#### [What is asked]
The entries below are to be written out again without alteration.

#### [Supplied information]
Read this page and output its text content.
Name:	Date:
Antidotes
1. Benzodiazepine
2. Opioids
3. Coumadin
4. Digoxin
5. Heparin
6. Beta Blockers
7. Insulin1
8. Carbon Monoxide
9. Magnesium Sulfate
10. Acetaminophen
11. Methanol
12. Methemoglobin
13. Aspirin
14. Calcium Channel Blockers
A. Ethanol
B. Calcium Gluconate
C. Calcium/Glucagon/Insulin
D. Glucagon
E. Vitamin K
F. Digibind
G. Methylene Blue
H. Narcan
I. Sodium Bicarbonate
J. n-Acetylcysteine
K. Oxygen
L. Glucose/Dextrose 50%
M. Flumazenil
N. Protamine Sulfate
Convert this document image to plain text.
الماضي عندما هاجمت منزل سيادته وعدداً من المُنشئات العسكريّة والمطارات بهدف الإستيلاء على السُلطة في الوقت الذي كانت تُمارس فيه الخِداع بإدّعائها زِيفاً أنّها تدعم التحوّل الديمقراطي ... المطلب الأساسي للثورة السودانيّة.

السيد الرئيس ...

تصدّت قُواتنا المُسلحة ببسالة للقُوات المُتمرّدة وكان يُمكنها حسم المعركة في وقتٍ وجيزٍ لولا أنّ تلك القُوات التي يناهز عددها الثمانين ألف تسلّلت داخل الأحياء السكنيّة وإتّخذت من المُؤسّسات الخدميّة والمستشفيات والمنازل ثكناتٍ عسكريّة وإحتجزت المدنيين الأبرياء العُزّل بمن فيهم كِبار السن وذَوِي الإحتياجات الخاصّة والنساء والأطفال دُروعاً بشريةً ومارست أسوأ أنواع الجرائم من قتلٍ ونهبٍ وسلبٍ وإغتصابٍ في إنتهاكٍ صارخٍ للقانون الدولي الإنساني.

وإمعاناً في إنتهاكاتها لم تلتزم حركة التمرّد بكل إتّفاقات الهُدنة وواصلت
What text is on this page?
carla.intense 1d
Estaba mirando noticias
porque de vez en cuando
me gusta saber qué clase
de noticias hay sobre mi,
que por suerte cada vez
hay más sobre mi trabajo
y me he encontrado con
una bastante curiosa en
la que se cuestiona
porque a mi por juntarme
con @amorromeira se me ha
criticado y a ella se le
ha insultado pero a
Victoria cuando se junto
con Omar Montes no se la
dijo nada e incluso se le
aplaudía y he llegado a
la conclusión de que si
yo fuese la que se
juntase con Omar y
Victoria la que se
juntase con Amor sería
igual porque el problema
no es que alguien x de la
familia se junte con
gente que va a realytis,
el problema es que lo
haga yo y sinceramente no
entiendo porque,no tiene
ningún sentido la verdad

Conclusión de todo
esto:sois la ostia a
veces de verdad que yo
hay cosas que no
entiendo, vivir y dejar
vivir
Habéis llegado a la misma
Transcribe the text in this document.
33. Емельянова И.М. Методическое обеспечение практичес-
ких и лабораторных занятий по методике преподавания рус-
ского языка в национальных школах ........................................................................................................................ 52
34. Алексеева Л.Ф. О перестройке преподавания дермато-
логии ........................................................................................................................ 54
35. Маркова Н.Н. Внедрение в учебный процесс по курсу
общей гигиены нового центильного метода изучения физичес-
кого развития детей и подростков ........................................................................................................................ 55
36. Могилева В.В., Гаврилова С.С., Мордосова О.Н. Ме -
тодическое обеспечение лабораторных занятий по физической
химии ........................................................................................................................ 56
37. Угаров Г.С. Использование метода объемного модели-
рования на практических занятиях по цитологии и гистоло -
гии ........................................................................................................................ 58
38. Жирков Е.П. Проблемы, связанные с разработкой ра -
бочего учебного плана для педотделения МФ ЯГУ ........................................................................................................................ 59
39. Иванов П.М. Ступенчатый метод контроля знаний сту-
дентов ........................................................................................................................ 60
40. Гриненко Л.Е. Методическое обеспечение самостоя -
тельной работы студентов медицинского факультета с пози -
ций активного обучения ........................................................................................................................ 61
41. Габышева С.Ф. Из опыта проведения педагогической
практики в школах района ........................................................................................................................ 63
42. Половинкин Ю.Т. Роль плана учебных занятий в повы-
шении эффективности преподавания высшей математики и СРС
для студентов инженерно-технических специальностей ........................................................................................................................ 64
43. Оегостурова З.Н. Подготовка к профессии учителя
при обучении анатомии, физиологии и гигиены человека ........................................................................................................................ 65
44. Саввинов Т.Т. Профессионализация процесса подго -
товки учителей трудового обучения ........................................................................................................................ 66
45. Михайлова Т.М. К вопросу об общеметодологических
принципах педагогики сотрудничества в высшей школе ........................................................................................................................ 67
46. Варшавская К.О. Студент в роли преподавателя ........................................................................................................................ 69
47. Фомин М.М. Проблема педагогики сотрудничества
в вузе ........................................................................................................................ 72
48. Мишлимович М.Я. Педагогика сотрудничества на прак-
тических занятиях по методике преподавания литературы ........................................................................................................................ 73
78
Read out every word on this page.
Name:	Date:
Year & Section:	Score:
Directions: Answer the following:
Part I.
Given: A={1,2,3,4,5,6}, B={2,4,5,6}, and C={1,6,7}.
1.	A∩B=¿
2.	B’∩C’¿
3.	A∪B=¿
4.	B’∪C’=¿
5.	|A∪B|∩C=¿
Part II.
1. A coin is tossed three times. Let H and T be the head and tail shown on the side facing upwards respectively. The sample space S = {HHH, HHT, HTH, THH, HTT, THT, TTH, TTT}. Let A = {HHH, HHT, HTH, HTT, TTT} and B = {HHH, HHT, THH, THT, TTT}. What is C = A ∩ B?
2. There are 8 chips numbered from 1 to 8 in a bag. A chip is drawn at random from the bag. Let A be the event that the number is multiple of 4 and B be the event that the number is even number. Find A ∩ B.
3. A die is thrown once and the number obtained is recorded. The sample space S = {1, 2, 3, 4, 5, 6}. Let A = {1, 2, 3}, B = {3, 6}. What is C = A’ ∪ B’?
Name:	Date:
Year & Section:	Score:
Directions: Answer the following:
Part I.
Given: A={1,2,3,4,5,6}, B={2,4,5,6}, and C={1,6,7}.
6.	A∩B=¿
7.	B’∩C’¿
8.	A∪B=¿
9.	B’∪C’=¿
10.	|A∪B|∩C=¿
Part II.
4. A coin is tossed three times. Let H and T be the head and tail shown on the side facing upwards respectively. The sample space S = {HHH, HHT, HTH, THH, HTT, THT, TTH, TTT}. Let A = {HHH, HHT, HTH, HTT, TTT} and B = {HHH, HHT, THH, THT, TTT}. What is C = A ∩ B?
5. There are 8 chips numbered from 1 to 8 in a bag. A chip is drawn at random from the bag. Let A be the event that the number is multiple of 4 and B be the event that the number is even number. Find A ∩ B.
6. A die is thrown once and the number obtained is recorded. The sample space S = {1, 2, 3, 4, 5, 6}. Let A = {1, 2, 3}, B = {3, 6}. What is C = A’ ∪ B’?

#### [Exercise response]
Read this page and output its text content.
Name:	Date:
Antidotes
1. Benzodiazepine
2. Opioids
3. Coumadin
4. Digoxin
5. Heparin
6. Beta Blockers
7. Insulin1
8. Carbon Monoxide
9. Magnesium Sulfate
10. Acetaminophen
11. Methanol
12. Methemoglobin
13. Aspirin
14. Calcium Channel Blockers
A. Ethanol
B. Calcium Gluconate
C. Calcium/Glucagon/Insulin
D. Glucagon
E. Vitamin K
F. Digibind
G. Methylene Blue
H. Narcan
I. Sodium Bicarbonate
J. n-Acetylcysteine
K. Oxygen
L. Glucose/Dextrose 50%
M. Flumazenil
N. Protamine Sulfate
Convert this document image to plain text.
الماضي عندما هاجمت منزل سيادته وعدداً من المُنشئات العسكريّة والمطارات بهدف الإستيلاء على السُلطة في الوقت الذي كانت تُمارس فيه الخِداع بإدّعائها زِيفاً أنّها تدعم التحوّل الديمقراطي ... المطلب الأساسي للثورة السودانيّة.

السيد الرئيس ...

تصدّت قُواتنا المُسلحة ببسالة للقُوات المُتمرّدة وكان يُمكنها حسم المعركة في وقتٍ وجيزٍ لولا أنّ تلك القُوات التي يناهز عددها الثمانين ألف تسلّلت داخل الأحياء السكنيّة وإتّخذت من المُؤسّسات الخدميّة والمستشفيات والمنازل ثكناتٍ عسكريّة وإحتجزت المدنيين الأبرياء العُزّل بمن فيهم كِبار السن وذَوِي الإحتياجات الخاصّة والنساء والأطفال دُروعاً بشريةً ومارست أسوأ أنواع الجرائم من قتلٍ ونهبٍ وسلبٍ وإغتصابٍ في إنتهاكٍ صارخٍ للقانون الدولي الإنساني.

وإمعاناً في إنتهاكاتها لم تلتزم حركة التمرّد بكل إتّفاقات الهُدنة وواصلت
What text is on this page?
carla.intense 1d
Estaba mirando noticias
porque de vez en cuando
me gusta saber qué clase
de noticias hay sobre mi,
que por suerte cada vez
hay más sobre mi trabajo
y me he encontrado con
una bastante curiosa en
la que se cuestiona
porque a mi por juntarme
con @amorromeira se me ha
criticado y a ella se le
ha insultado pero a
Victoria cuando se junto
con Omar Montes no se la
dijo nada e incluso se le
aplaudía y he llegado a
la conclusión de que si
yo fuese la que se
juntase con Omar y
Victoria la que se
juntase con Amor sería
igual porque el problema
no es que alguien x de la
familia se junte con
gente que va a realytis,
el problema es que lo
haga yo y sinceramente no
entiendo porque,no tiene
ningún sentido la verdad

Conclusión de todo
esto:sois la ostia a
veces de verdad que yo
hay cosas que no
entiendo, vivir y dejar
vivir
Habéis llegado a la misma
Transcribe the text in this document.
33. Емельянова И.М. Методическое обеспечение практичес-
ких и лабораторных занятий по методике преподавания рус-
ского языка в национальных школах ........................................................................................................................ 52
34. Алексеева Л.Ф. О перестройке преподавания дермато-
логии ........................................................................................................................ 54
35. Маркова Н.Н. Внедрение в учебный процесс по курсу
общей гигиены нового центильного метода изучения физичес-
кого развития детей и подростков ........................................................................................................................ 55
36. Могилева В.В., Гаврилова С.С., Мордосова О.Н. Ме -
тодическое обеспечение лабораторных занятий по физической
химии ........................................................................................................................ 56
37. Угаров Г.С. Использование метода объемного модели-
рования на практических занятиях по цитологии и гистоло -
гии ........................................................................................................................ 58
38. Жирков Е.П. Проблемы, связанные с разработкой ра -
бочего учебного плана для педотделения МФ ЯГУ ........................................................................................................................ 59
39. Иванов П.М. Ступенчатый метод контроля знаний сту-
дентов ........................................................................................................................ 60
40. Гриненко Л.Е. Методическое обеспечение самостоя -
тельной работы студентов медицинского факультета с пози -
ций активного обучения ........................................................................................................................ 61
41. Габышева С.Ф. Из опыта проведения педагогической
практики в школах района ........................................................................................................................ 63
42. Половинкин Ю.Т. Роль плана учебных занятий в повы-
шении эффективности преподавания высшей математики и СРС
для студентов инженерно-технических специальностей ........................................................................................................................ 64
43. Оегостурова З.Н. Подготовка к профессии учителя
при обучении анатомии, физиологии и гигиены человека ........................................................................................................................ 65
44. Саввинов Т.Т. Профессионализация процесса подго -
товки учителей трудового обучения ........................................................................................................................ 66
45. Михайлова Т.М. К вопросу об общеметодологических
принципах педагогики сотрудничества в высшей школе ........................................................................................................................ 67
46. Варшавская К.О. Студент в роли преподавателя ........................................................................................................................ 69
47. Фомин М.М. Проблема педагогики сотрудничества
в вузе ........................................................................................................................ 72
48. Мишлимович М.Я. Педагогика сотрудничества на прак-
тических занятиях по методике преподавания литературы ........................................................................................................................ 73
78
Read out every word on this page.
Name:	Date:
Year & Section:	Score:
Directions: Answer the following:
Part I.
Given: A={1,2,3,4,5,6}, B={2,4,5,6}, and C={1,6,7}.
1.	A∩B=¿
2.	B’∩C’¿
3.	A∪B=¿
4.	B’∪C’=¿
5.	|A∪B|∩C=¿
Part II.
1. A coin is tossed three times. Let H and T be the head and tail shown on the side facing upwards respectively. The sample space S = {HHH, HHT, HTH, THH, HTT, THT, TTH, TTT}. Let A = {HHH, HHT, HTH, HTT, TTT} and B = {HHH, HHT, THH, THT, TTT}. What is C = A ∩ B?
2. There are 8 chips numbered from 1 to 8 in a bag. A chip is drawn at random from the bag. Let A be the event that the number is multiple of 4 and B be the event that the number is even number. Find A ∩ B.
3. A die is thrown once and the number obtained is recorded. The sample space S = {1, 2, 3, 4, 5, 6}. Let A = {1, 2, 3}, B = {3, 6}. What is C = A’ ∪ B’?
Name:	Date:
Year & Section:	Score:
Directions: Answer the following:
Part I.
Given: A={1,2,3,4,5,6}, B={2,4,5,6}, and C={1,6,7}.
6.	A∩B=¿
7.	B’∩C’¿
8.	A∪B=¿
9.	B’∪C’=¿
10.	|A∪B|∩C=¿
Part II.
4. A coin is tossed three times. Let H and T be the head and tail shown on the side facing upwards respectively. The sample space S = {HHH, HHT, HTH, THH, HTT, THT, TTH, TTT}. Let A = {HHH, HHT, HTH, HTT, TTT} and B = {HHH, HHT, THH, THT, TTT}. What is C = A ∩ B?
5. There are 8 chips numbered from 1 to 8 in a bag. A chip is drawn at random from the bag. Let A be the event that the number is multiple of 4 and B be the event that the number is even number. Find A ∩ B.
6. A die is thrown once and the number obtained is recorded. The sample space S = {1, 2, 3, 4, 5, 6}. Let A = {1, 2, 3}, B = {3, 6}. What is C = A’ ∪ B’?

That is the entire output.